[Stored data entries]
** begin **
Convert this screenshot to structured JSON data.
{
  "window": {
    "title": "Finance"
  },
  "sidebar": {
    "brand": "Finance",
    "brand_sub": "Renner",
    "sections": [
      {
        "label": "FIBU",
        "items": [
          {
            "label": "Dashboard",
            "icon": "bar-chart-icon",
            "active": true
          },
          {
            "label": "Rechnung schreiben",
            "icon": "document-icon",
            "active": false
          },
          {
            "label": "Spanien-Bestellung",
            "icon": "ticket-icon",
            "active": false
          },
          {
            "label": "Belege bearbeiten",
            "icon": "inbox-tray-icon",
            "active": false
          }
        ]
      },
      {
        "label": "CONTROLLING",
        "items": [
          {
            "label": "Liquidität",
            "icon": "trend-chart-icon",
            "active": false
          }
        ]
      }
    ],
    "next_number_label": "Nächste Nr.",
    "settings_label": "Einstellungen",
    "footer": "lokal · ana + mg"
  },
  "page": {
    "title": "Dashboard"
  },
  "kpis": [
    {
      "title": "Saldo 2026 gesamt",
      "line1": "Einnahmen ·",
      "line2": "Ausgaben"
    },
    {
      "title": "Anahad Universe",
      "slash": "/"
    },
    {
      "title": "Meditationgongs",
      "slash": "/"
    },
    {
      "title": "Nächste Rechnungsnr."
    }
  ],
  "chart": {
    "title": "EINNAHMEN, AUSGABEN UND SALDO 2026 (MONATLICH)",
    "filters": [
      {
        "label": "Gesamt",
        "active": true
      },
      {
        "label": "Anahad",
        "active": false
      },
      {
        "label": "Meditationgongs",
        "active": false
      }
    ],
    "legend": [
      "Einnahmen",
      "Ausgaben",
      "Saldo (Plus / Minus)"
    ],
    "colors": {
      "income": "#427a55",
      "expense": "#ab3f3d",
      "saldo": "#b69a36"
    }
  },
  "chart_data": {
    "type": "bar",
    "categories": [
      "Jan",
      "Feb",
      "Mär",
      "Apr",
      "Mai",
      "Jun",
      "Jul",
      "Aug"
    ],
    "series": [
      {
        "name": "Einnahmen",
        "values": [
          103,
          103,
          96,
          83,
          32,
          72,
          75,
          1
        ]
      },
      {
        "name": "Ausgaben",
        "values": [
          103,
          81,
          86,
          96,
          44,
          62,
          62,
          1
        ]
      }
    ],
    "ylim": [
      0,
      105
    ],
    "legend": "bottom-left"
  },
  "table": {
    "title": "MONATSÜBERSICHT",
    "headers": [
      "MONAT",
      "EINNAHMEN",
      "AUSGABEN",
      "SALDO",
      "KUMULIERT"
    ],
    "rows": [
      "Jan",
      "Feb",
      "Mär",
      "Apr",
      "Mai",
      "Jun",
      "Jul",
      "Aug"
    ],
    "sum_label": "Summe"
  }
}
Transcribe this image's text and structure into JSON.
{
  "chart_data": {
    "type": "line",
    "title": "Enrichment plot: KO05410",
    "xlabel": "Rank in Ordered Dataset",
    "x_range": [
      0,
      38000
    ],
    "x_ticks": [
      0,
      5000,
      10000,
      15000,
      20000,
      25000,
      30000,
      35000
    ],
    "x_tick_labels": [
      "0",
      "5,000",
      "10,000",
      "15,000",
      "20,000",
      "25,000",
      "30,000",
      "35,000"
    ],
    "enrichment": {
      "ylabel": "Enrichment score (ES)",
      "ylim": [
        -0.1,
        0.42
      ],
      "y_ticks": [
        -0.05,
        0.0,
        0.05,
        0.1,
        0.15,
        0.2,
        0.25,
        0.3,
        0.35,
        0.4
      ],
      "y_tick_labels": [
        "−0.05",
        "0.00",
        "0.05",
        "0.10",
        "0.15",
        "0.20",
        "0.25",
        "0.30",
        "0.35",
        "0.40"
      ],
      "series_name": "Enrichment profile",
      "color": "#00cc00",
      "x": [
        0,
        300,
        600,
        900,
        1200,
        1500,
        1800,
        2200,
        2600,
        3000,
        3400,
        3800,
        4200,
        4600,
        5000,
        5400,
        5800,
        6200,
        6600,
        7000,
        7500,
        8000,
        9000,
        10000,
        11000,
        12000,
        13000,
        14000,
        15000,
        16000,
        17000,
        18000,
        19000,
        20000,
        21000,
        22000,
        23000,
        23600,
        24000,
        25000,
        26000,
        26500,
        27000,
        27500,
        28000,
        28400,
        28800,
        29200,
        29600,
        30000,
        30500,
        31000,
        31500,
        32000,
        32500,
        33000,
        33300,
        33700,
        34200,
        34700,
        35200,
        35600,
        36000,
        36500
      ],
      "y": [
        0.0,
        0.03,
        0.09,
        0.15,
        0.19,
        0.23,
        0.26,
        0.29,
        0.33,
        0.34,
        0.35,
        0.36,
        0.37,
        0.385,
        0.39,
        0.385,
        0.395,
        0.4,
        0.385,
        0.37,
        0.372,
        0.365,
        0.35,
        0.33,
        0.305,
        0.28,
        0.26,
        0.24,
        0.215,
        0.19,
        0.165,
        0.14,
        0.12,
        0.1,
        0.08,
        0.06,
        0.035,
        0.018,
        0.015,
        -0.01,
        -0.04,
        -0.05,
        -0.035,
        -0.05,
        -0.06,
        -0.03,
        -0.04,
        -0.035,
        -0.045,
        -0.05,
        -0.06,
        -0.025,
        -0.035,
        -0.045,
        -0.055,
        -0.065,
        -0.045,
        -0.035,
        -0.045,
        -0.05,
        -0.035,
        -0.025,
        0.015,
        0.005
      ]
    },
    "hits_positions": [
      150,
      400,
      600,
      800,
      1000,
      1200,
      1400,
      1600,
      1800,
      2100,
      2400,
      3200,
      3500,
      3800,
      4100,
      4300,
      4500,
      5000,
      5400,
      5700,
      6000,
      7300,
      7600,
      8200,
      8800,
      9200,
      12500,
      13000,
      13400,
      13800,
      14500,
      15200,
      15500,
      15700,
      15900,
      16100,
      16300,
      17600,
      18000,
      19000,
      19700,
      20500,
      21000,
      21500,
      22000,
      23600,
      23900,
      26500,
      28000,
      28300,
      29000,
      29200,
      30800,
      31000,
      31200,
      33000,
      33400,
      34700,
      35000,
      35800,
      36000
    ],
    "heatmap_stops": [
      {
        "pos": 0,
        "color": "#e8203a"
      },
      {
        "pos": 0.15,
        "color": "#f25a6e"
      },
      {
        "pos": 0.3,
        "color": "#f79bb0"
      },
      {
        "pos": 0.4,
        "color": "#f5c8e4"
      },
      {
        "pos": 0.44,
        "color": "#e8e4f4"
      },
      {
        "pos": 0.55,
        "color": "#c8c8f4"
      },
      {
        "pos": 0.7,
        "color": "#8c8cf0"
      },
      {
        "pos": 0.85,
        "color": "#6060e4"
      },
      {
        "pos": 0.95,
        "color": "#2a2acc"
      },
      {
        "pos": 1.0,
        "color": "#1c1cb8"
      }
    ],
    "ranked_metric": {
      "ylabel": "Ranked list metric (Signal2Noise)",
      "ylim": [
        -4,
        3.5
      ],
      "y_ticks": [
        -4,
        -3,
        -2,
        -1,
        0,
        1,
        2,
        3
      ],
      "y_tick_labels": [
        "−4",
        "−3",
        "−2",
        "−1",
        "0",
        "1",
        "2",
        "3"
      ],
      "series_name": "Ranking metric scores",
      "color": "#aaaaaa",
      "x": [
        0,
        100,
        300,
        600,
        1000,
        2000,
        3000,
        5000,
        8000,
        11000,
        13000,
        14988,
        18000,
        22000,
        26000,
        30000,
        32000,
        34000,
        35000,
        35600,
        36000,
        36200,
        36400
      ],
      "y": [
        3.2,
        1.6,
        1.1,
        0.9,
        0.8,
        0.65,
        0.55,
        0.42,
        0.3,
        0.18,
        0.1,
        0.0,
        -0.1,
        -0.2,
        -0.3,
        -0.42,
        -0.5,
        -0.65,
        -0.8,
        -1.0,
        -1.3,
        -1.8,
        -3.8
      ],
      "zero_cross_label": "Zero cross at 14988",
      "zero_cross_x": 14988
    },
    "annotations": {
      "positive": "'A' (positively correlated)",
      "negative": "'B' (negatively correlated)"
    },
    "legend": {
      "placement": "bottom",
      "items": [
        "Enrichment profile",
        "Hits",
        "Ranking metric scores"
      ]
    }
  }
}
** end **
**Task**
Determine how many lines of the listing above include the word "icon", and report that number only.

**Result**
5